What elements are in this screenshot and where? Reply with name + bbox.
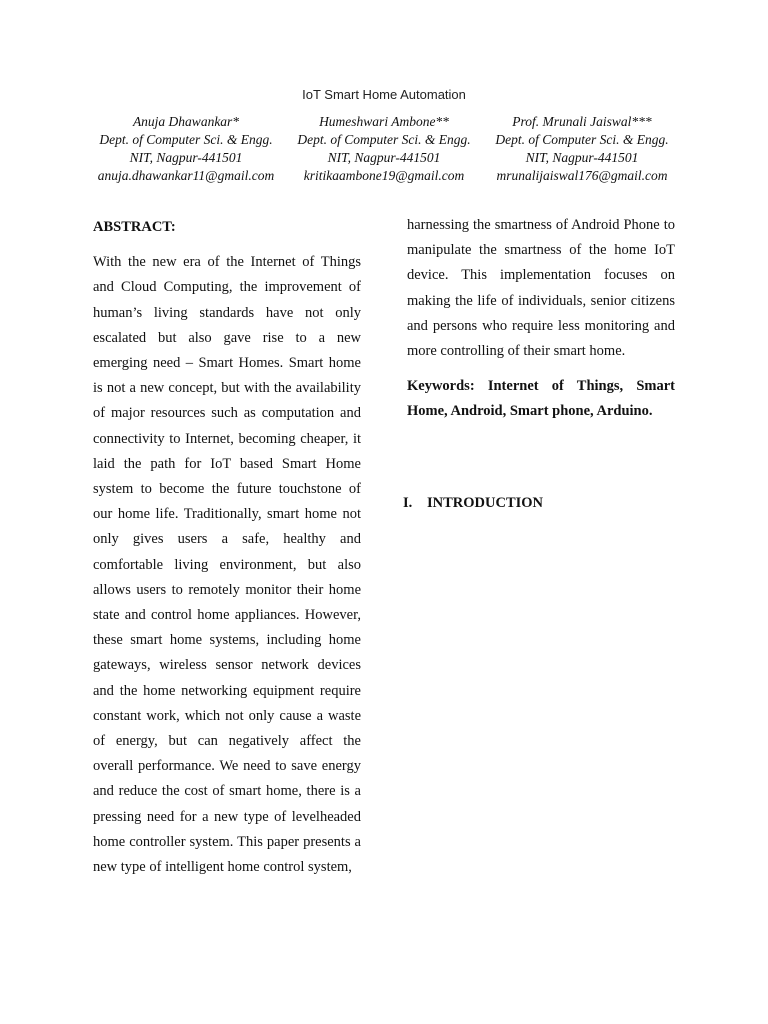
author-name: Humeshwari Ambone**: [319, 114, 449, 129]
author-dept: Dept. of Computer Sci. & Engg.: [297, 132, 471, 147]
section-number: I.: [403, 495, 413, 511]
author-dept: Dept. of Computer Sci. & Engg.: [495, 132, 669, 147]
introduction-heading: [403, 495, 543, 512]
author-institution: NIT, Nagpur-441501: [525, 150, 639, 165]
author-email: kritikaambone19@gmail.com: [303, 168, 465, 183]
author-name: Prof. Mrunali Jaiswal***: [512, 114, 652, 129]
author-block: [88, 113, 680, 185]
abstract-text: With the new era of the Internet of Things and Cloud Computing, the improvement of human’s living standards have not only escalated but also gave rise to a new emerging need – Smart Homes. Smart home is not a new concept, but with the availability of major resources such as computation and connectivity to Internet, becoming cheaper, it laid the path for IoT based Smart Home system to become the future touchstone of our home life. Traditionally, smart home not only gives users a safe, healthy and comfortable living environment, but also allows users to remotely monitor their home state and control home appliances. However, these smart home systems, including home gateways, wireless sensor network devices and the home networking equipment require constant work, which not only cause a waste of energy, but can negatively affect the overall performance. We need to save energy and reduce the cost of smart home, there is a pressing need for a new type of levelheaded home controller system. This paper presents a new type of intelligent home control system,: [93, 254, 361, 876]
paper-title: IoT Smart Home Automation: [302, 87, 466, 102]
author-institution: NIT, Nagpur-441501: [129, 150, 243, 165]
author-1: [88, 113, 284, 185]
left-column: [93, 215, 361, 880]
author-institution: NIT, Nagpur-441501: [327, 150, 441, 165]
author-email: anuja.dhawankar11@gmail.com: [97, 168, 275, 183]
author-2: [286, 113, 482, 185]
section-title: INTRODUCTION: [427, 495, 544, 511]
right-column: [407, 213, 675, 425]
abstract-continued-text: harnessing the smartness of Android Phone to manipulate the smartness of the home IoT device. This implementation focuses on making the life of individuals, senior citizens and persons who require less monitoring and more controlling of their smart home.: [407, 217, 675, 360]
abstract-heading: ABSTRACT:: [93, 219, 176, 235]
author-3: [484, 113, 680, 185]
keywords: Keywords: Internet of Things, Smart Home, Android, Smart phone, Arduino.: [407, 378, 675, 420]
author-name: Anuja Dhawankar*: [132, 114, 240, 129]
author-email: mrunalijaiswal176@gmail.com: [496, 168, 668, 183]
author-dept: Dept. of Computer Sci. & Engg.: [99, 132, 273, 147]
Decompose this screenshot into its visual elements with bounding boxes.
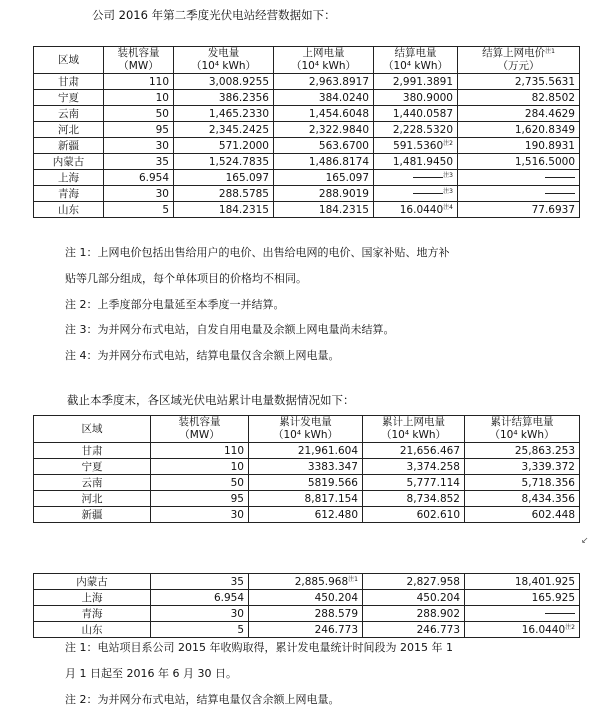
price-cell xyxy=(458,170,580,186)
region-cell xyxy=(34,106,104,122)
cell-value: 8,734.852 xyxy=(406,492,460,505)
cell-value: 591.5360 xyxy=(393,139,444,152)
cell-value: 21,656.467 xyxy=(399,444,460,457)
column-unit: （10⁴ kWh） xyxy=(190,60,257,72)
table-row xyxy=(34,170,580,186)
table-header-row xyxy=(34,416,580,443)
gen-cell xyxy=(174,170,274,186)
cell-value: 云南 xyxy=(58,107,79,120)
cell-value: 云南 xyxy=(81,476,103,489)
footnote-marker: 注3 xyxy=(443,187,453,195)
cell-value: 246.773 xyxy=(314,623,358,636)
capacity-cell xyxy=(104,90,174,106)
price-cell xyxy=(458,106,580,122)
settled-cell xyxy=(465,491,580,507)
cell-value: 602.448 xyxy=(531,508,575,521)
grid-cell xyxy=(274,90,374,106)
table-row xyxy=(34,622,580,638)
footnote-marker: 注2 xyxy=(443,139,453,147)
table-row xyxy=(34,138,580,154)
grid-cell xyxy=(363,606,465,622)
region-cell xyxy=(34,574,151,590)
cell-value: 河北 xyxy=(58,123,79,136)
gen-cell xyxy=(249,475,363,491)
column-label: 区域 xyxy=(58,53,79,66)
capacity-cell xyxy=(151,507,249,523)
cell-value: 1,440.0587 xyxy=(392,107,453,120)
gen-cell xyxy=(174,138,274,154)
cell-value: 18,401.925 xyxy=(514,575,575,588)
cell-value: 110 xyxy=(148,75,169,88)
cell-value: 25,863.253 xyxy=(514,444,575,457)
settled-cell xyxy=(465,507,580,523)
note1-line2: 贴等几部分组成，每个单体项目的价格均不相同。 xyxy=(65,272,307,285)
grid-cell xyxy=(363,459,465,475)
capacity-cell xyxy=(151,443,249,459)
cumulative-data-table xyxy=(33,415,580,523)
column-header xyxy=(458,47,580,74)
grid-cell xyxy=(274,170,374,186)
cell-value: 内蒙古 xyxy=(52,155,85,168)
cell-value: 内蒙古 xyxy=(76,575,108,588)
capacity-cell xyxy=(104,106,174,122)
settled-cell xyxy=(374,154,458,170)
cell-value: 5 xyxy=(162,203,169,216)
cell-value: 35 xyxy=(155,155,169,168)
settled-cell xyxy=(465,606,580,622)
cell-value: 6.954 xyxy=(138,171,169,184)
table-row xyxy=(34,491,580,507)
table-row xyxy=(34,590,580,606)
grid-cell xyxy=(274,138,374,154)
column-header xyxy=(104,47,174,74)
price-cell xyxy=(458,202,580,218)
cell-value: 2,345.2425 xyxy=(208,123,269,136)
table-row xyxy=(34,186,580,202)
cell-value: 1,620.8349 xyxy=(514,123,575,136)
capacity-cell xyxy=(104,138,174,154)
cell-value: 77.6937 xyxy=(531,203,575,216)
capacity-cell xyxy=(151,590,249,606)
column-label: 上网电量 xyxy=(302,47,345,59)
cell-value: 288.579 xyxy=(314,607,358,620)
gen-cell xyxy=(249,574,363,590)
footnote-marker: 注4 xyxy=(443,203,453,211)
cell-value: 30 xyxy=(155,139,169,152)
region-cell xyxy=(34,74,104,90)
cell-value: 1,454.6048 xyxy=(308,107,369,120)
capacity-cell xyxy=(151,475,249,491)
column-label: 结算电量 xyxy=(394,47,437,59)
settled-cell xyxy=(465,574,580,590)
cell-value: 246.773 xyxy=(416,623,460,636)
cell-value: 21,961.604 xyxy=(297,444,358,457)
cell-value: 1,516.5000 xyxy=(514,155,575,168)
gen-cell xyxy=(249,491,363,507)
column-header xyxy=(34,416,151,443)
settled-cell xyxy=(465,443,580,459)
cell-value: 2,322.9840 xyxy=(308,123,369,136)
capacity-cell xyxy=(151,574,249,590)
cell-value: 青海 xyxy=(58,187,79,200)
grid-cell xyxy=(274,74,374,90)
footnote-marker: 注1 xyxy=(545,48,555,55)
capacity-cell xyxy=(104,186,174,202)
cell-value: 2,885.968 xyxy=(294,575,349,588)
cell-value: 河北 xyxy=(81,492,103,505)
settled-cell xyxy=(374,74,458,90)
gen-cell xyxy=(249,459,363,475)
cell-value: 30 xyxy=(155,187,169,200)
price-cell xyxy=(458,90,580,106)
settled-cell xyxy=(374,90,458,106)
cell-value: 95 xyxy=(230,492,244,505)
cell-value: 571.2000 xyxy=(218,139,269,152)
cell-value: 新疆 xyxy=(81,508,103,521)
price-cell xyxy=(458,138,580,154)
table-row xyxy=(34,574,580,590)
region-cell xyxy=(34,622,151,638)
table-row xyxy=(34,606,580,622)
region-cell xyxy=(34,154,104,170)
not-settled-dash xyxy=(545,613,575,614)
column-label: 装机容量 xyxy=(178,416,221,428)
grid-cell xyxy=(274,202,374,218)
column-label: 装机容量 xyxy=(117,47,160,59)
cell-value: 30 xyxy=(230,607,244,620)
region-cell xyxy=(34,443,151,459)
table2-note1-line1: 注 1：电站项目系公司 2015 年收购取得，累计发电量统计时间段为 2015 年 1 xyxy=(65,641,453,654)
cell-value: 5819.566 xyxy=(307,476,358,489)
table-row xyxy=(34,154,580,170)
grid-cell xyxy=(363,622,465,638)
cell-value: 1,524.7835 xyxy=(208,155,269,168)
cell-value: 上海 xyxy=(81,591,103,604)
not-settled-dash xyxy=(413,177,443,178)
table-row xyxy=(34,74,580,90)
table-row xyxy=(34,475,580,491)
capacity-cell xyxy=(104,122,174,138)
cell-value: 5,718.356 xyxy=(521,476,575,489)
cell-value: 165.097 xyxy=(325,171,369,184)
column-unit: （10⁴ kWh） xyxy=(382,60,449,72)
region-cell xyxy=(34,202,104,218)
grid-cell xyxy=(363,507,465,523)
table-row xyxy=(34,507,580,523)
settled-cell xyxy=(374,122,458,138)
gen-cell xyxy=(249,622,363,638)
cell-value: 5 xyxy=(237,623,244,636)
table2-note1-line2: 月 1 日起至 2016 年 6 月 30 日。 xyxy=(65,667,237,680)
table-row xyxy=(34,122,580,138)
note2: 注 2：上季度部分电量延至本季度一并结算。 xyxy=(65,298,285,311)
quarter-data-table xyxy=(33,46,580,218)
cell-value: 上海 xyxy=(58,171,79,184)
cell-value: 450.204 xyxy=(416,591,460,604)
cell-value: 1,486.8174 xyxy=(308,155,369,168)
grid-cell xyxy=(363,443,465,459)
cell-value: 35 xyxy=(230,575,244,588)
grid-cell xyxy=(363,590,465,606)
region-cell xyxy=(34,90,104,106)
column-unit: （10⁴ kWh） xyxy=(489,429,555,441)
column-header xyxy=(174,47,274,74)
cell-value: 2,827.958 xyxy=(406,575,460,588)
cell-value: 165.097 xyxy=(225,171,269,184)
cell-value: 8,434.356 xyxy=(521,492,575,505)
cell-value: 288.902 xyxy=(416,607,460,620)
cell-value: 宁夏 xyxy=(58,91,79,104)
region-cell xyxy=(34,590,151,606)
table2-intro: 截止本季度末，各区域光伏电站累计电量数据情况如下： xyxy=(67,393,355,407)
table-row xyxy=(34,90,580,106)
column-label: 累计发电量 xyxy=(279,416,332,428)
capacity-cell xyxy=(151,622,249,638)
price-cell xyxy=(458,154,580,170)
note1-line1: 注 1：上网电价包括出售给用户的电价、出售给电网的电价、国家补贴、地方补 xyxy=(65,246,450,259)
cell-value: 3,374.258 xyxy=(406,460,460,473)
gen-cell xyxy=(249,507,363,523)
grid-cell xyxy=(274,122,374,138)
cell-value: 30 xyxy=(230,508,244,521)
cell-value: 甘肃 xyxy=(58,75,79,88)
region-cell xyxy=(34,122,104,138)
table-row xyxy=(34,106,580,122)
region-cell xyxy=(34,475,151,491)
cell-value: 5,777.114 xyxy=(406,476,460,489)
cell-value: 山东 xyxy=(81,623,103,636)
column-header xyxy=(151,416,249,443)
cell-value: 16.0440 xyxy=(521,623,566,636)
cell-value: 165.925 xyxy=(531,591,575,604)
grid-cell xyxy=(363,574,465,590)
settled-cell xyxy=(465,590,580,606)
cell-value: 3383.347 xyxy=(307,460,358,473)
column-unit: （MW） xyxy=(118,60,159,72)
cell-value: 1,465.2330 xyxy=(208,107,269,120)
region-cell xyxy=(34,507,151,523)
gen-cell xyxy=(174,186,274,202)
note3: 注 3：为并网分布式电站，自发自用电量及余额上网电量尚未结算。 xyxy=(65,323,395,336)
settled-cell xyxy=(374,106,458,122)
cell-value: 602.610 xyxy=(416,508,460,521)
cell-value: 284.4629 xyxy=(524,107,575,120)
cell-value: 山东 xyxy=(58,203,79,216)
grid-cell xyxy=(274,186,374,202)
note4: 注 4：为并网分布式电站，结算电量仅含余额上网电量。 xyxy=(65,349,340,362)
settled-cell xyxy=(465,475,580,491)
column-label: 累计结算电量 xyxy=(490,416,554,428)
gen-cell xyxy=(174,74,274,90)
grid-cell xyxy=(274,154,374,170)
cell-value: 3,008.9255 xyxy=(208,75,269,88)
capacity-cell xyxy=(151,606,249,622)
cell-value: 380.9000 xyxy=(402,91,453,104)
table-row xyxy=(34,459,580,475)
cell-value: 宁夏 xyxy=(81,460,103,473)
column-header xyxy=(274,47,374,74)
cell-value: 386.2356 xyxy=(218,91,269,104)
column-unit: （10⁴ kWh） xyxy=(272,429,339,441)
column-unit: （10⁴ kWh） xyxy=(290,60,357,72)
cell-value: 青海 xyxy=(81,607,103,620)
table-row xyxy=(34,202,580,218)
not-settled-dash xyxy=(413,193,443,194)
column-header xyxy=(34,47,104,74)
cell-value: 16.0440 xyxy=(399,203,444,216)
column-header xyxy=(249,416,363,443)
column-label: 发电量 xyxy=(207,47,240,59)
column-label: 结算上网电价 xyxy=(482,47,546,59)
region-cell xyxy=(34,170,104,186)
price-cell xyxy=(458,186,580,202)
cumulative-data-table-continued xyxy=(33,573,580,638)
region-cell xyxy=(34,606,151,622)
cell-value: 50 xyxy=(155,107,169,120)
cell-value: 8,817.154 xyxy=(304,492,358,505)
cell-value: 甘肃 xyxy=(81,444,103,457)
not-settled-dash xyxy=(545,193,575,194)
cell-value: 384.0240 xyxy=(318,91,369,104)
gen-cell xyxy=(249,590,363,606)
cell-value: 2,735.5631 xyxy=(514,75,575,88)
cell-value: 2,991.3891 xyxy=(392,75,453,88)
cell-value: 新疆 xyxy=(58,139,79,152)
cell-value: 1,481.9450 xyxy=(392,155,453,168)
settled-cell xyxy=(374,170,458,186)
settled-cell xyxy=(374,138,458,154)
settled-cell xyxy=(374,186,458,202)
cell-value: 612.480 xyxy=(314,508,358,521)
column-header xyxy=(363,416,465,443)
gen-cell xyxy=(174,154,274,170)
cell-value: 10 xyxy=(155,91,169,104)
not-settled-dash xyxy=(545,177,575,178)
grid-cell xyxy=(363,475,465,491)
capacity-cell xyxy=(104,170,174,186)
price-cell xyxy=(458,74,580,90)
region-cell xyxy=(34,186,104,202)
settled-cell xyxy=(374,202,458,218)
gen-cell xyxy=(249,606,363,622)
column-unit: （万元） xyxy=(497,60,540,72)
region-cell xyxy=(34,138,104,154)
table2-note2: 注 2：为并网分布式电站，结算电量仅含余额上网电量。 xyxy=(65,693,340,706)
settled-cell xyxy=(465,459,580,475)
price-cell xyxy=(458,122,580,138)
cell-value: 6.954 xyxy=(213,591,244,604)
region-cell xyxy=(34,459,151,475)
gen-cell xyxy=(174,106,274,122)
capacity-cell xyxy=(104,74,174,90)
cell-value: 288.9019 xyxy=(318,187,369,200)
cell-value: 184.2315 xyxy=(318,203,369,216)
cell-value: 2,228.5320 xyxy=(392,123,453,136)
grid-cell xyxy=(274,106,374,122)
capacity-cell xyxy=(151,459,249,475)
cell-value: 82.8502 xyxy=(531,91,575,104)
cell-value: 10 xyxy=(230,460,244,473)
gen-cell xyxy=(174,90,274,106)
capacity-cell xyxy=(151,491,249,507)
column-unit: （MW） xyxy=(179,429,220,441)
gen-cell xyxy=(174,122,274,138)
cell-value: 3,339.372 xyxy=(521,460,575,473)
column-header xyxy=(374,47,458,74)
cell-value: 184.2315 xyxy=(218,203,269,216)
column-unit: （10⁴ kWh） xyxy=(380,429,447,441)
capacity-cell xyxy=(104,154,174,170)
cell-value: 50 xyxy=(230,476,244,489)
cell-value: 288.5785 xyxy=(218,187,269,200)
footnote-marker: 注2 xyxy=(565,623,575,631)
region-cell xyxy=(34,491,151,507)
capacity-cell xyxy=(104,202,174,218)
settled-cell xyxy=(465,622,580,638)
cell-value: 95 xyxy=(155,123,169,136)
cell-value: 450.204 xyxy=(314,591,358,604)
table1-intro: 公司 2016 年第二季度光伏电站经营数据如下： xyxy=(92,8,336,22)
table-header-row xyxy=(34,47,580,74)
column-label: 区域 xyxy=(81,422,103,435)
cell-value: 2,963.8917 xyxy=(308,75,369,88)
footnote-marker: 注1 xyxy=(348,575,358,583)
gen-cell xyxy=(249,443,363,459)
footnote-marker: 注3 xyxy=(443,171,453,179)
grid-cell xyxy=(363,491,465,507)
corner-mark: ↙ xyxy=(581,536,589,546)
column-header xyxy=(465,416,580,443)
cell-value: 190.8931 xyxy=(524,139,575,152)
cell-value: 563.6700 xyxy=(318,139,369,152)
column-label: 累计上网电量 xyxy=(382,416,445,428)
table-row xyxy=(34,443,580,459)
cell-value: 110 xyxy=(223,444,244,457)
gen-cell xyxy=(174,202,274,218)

• Task details:
Copy out, unchanged, the lines from the one containing "author-name: Humeshwari Ambone**: [319, 114, 449, 129]" through the one containing "author-block: [88, 113, 680, 185]", both lines included.

• Right answer:
author-name: Humeshwari Ambone**: [319, 114, 449, 129]
author-dept: Dept. of Computer Sci. & Engg.: [297, 132, 471, 147]
section-number: I.: [403, 495, 413, 511]
author-dept: Dept. of Computer Sci. & Engg.: [495, 132, 669, 147]
introduction-heading: [403, 495, 543, 512]
author-institution: NIT, Nagpur-441501: [525, 150, 639, 165]
author-email: kritikaambone19@gmail.com: [303, 168, 465, 183]
author-name: Prof. Mrunali Jaiswal***: [512, 114, 652, 129]
author-block: [88, 113, 680, 185]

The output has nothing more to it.